**GIVEN REQUEST:**
Exactly repeat the material, dropping only the pictures.

**THE RECORDS:**
----------

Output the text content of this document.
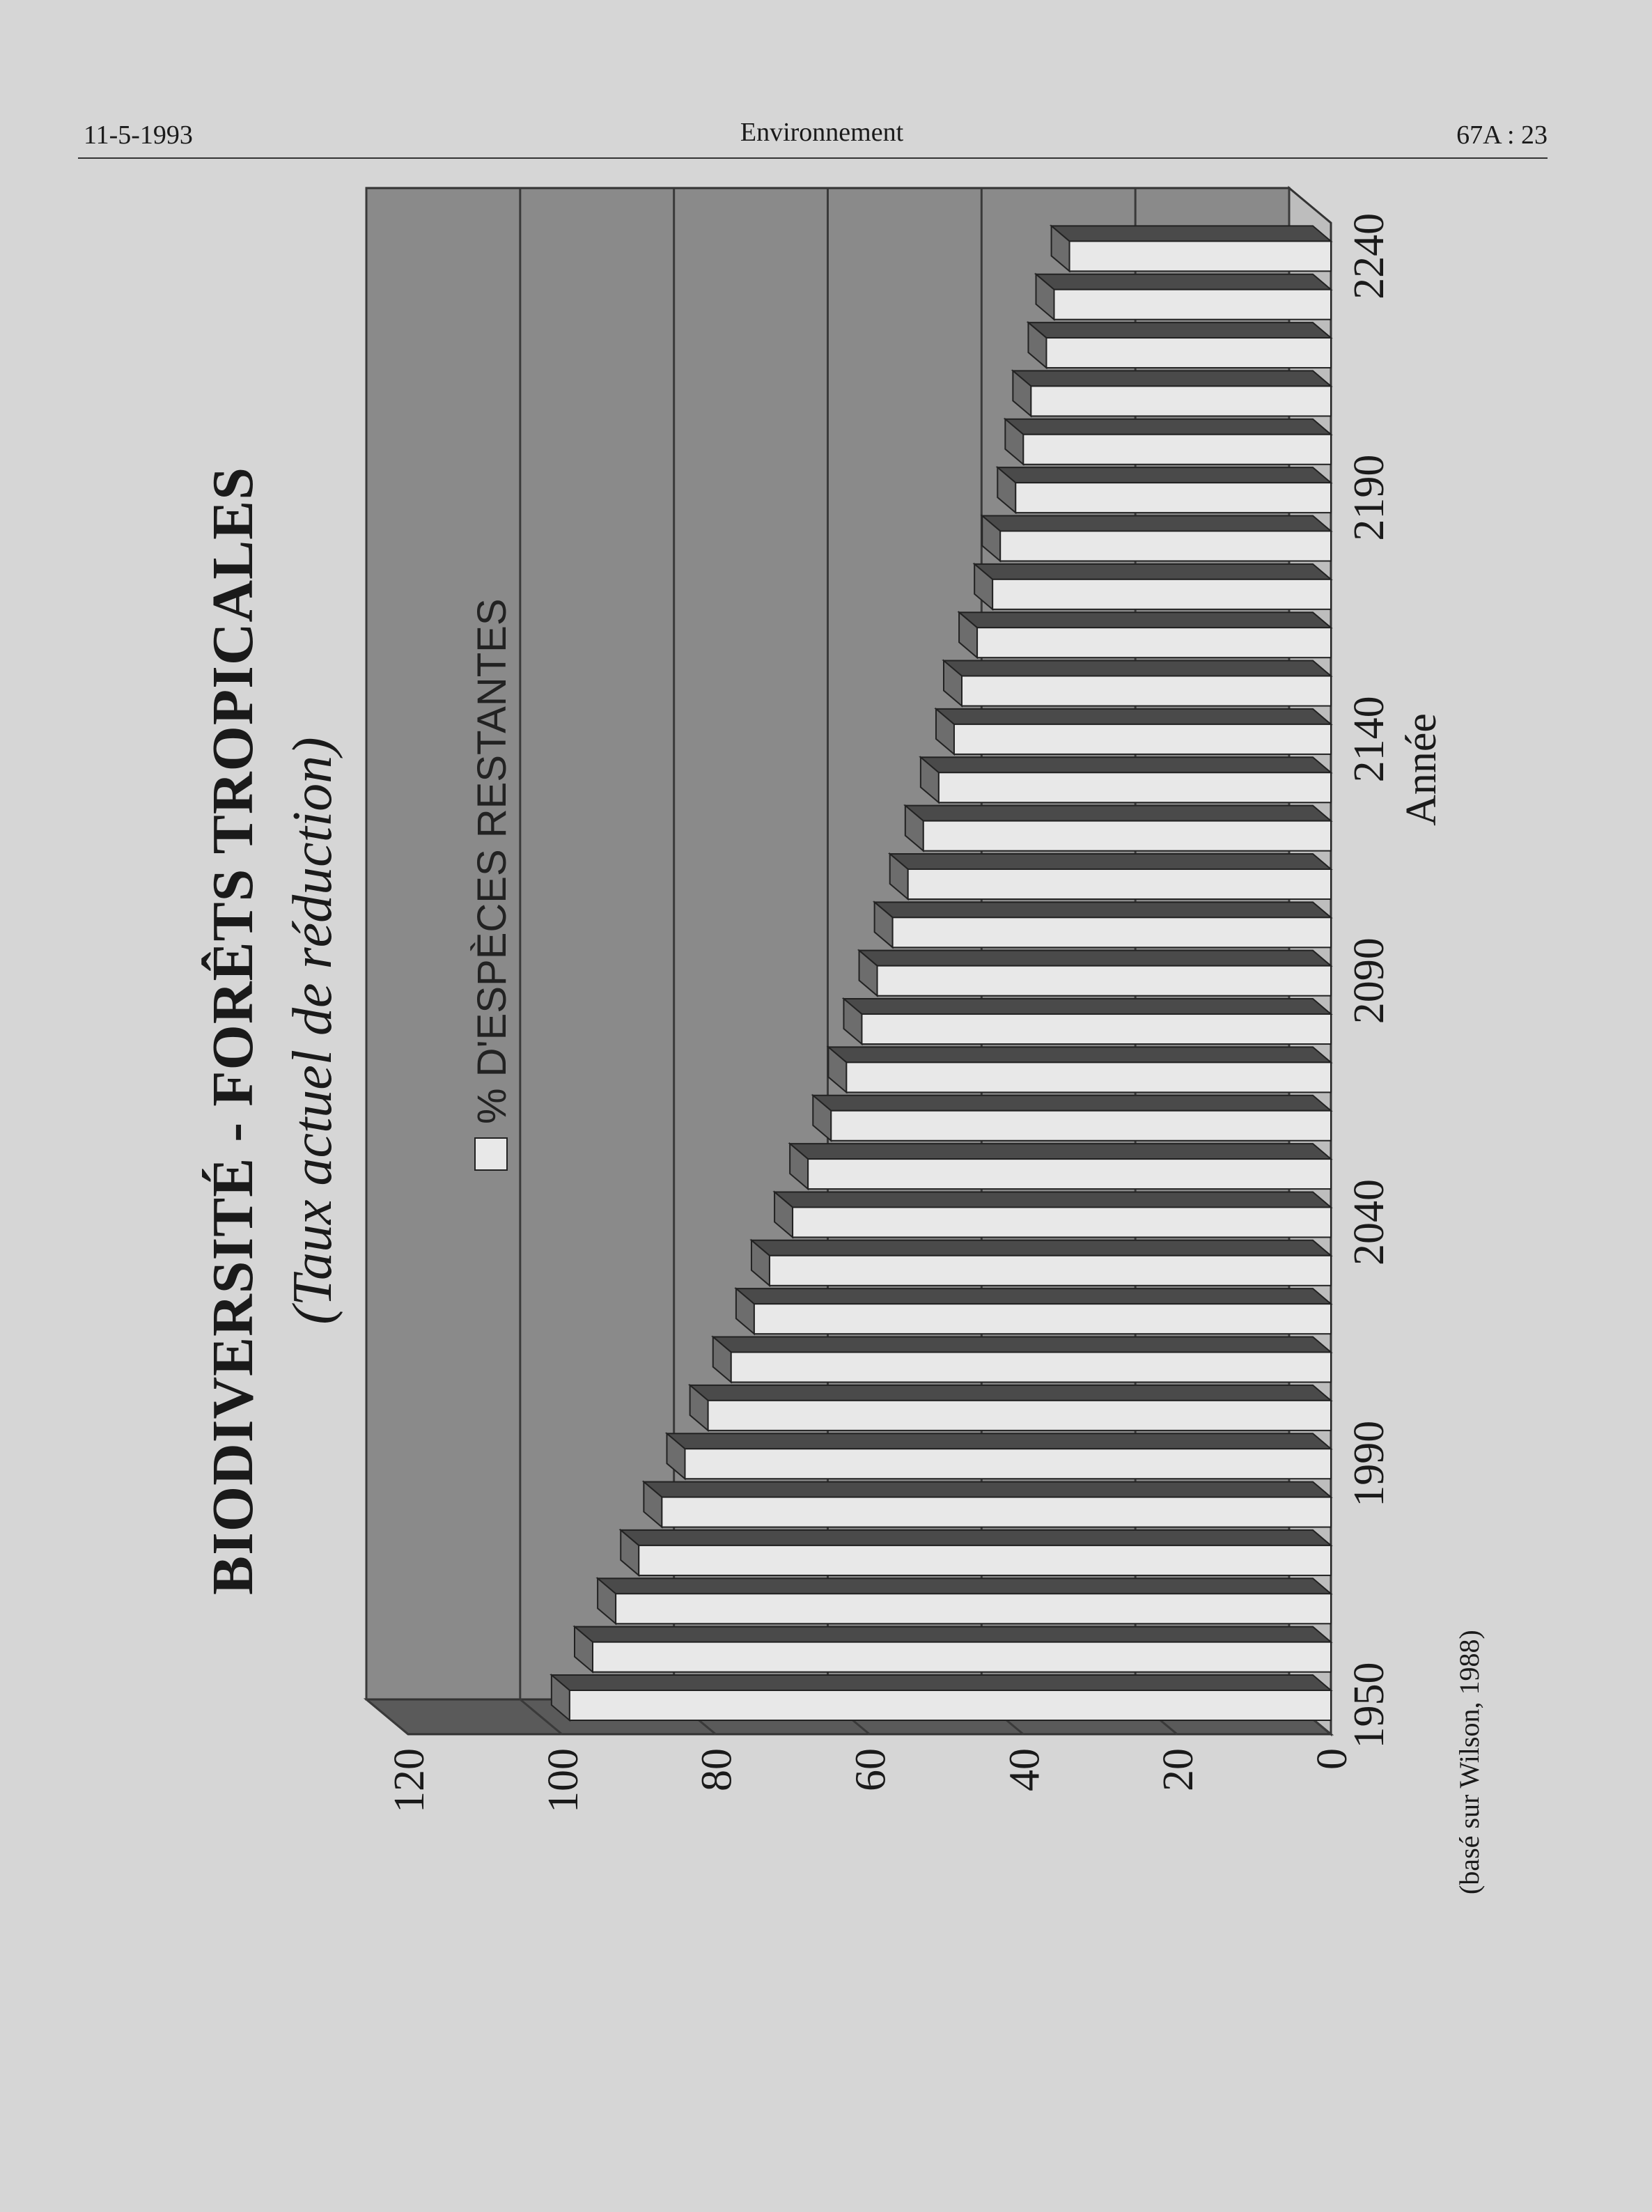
11-5-1993	Environnement	67A : 23
BIODIVERSITÉ - FORÊTS TROPICALES (Taux actuel de réduction)
0
20
40
60
80
100
120
1950
1990
2040
2090
2140
2190
2240
Année
% D'ESPÈCES RESTANTES
(basé sur Wilson, 1988)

----------

**COMPLETE ANSWER:**
Output the text content of this document.
11-5-1993	Environnement	67A : 23
BIODIVERSITÉ - FORÊTS TROPICALES (Taux actuel de réduction)
0
20
40
60
80
100
120
1950
1990
2040
2090
2140
2190
2240
Année
% D'ESPÈCES RESTANTES
(basé sur Wilson, 1988)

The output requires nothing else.